## THE REQUEST
Extract every line where the string "What" appears.

## RECORDS SUPPLIED

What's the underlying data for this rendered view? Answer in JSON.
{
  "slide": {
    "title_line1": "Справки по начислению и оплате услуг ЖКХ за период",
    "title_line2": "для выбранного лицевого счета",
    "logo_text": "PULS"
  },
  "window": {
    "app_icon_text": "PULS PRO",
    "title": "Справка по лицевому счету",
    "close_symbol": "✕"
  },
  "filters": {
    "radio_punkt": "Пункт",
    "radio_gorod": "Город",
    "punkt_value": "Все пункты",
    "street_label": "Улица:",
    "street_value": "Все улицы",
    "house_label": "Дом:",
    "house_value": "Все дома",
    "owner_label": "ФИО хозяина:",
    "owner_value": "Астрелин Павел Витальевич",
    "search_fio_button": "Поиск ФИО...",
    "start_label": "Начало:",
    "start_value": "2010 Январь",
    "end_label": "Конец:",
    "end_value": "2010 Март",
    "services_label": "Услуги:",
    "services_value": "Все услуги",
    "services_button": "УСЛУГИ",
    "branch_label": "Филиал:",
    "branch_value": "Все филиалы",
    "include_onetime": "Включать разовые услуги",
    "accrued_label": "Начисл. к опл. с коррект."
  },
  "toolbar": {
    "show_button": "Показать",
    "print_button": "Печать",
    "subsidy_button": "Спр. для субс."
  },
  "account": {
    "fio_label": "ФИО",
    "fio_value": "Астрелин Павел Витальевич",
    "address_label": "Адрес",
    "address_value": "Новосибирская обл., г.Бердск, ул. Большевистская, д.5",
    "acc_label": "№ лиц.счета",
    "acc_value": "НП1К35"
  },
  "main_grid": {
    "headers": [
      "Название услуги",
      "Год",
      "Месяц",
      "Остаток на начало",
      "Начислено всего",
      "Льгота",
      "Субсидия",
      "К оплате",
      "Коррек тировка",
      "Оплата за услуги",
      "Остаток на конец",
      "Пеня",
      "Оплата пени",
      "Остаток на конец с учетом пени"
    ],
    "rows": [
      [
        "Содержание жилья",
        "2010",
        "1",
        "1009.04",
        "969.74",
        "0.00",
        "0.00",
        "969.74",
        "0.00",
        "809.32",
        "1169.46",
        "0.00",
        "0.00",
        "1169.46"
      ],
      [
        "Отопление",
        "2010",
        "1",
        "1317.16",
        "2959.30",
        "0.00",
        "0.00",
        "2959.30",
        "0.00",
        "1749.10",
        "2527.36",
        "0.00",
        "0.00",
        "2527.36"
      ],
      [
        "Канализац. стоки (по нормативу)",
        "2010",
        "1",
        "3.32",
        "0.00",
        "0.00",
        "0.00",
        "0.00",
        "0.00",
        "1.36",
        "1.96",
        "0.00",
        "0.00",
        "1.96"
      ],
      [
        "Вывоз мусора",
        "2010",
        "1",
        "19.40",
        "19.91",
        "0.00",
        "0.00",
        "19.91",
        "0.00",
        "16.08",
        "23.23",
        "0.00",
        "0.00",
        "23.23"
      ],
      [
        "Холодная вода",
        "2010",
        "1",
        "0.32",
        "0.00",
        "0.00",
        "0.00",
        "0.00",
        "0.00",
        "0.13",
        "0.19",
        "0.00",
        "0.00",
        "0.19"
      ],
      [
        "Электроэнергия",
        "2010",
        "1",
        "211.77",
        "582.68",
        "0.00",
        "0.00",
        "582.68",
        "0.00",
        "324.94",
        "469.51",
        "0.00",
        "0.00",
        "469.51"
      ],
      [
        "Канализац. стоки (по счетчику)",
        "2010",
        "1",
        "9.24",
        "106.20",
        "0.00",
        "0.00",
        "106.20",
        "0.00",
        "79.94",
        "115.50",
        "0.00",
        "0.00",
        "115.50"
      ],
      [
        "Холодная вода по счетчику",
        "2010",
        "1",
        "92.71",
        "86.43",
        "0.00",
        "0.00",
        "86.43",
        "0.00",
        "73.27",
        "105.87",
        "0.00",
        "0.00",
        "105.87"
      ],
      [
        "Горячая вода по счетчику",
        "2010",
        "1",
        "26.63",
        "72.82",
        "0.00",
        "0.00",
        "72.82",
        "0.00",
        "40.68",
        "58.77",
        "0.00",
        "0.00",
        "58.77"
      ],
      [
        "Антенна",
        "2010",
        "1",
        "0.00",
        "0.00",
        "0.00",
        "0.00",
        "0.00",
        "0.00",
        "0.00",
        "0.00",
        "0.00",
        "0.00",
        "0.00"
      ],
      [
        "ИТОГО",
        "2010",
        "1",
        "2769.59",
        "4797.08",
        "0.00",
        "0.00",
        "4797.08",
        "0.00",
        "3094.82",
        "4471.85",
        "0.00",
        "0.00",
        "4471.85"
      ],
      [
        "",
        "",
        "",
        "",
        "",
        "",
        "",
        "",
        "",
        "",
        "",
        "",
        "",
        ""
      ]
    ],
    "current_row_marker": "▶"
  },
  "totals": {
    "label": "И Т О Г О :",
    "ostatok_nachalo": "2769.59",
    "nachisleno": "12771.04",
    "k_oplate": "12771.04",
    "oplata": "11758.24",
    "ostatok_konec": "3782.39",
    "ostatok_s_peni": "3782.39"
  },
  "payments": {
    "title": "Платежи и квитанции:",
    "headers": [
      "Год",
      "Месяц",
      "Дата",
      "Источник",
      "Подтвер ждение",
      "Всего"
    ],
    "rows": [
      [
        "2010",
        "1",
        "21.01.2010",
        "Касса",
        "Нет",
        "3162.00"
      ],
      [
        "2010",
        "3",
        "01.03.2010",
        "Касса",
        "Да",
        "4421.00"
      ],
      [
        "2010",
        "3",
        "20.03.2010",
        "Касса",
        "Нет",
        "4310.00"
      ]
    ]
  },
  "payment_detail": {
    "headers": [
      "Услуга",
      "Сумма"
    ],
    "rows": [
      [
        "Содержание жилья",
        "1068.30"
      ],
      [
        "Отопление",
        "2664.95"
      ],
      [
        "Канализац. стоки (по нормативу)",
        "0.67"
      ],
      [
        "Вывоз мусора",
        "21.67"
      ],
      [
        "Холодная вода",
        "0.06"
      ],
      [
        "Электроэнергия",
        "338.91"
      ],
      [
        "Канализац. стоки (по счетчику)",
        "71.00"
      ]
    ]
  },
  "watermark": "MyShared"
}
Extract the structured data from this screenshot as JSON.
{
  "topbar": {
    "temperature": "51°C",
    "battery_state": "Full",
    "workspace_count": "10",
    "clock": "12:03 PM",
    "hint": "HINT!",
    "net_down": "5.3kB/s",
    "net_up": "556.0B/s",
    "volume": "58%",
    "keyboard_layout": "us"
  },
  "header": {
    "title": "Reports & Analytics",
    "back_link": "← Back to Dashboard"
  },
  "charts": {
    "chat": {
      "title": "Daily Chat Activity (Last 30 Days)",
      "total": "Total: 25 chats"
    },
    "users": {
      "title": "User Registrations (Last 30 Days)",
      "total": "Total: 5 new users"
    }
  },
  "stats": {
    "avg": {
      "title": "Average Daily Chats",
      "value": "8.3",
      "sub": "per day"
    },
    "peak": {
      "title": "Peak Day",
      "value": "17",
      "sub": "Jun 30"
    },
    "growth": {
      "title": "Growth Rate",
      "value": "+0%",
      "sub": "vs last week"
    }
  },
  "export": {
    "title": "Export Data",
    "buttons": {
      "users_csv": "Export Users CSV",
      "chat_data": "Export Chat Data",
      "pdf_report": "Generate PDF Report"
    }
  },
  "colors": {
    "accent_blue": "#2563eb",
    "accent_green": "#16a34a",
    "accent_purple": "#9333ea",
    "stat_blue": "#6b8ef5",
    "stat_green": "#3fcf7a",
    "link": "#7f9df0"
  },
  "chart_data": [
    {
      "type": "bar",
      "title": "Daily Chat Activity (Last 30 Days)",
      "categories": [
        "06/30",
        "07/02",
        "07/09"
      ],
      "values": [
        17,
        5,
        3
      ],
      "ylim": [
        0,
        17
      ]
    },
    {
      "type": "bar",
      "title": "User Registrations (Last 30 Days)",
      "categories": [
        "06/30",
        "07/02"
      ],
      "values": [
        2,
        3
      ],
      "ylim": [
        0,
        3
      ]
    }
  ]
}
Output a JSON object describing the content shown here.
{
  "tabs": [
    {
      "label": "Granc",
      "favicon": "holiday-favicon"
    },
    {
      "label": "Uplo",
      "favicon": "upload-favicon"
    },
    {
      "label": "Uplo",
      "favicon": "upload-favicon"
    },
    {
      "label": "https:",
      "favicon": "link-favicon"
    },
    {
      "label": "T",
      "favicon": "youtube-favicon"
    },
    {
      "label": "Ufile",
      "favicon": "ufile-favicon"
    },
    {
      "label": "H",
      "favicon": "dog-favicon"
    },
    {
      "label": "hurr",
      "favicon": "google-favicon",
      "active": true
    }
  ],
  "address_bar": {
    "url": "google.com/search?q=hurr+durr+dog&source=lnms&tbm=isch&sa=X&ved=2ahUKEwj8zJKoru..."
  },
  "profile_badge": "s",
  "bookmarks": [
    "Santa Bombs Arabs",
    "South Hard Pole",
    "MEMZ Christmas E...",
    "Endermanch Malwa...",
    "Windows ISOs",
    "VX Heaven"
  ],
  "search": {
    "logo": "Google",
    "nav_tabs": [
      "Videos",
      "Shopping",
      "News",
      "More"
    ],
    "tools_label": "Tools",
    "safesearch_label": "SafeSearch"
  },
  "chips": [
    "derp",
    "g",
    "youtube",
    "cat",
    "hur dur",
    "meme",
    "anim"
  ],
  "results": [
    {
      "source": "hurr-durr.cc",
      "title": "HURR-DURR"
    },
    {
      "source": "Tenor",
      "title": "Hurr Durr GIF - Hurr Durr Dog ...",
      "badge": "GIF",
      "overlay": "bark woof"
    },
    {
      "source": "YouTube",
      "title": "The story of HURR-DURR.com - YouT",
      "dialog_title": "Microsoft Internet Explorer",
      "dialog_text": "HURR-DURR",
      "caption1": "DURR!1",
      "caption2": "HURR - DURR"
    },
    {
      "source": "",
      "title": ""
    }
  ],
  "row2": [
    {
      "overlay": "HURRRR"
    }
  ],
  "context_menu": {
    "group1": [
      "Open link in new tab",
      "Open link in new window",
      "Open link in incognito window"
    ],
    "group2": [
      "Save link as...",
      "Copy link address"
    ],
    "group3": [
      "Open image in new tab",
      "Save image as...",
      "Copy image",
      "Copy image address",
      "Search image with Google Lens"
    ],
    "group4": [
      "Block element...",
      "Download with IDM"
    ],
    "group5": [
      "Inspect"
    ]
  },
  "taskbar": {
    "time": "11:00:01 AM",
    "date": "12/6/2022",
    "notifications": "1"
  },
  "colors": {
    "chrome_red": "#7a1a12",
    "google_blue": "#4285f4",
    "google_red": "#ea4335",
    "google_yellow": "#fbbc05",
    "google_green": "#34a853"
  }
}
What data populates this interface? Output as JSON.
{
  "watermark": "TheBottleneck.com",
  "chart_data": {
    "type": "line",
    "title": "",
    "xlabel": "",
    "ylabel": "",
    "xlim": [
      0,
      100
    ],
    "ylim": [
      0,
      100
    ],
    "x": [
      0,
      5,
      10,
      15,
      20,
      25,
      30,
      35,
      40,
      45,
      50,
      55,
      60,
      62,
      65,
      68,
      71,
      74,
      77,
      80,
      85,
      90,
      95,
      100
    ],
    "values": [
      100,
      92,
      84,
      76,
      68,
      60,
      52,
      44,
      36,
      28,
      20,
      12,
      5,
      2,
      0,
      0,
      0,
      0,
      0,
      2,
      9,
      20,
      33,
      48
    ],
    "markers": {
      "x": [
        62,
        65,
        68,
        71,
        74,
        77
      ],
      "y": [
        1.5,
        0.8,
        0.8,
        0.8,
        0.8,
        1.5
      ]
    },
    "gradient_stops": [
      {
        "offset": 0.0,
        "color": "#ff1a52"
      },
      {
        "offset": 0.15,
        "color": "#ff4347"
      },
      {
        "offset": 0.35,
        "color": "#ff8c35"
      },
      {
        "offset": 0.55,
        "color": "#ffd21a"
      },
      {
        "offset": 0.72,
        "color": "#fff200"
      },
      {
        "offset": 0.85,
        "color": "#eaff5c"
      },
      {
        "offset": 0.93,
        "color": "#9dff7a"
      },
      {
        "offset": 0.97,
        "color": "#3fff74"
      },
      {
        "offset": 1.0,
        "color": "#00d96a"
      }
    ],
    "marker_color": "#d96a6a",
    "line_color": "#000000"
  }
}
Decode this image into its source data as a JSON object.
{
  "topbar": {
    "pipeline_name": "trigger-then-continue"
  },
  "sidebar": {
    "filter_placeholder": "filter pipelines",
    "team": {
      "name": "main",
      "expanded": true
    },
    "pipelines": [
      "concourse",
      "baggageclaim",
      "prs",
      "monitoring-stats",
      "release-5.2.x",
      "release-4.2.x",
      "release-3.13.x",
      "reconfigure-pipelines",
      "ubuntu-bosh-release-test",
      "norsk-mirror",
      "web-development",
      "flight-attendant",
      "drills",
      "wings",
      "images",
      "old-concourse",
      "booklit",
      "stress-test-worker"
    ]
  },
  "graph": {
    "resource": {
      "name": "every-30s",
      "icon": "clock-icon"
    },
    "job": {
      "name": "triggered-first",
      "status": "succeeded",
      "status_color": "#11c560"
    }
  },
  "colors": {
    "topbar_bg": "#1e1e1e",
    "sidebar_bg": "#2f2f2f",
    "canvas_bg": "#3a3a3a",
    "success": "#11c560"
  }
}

## RESPONSE
What's the underlying data for this rendered view? Answer in JSON.
What data populates this interface? Output as JSON.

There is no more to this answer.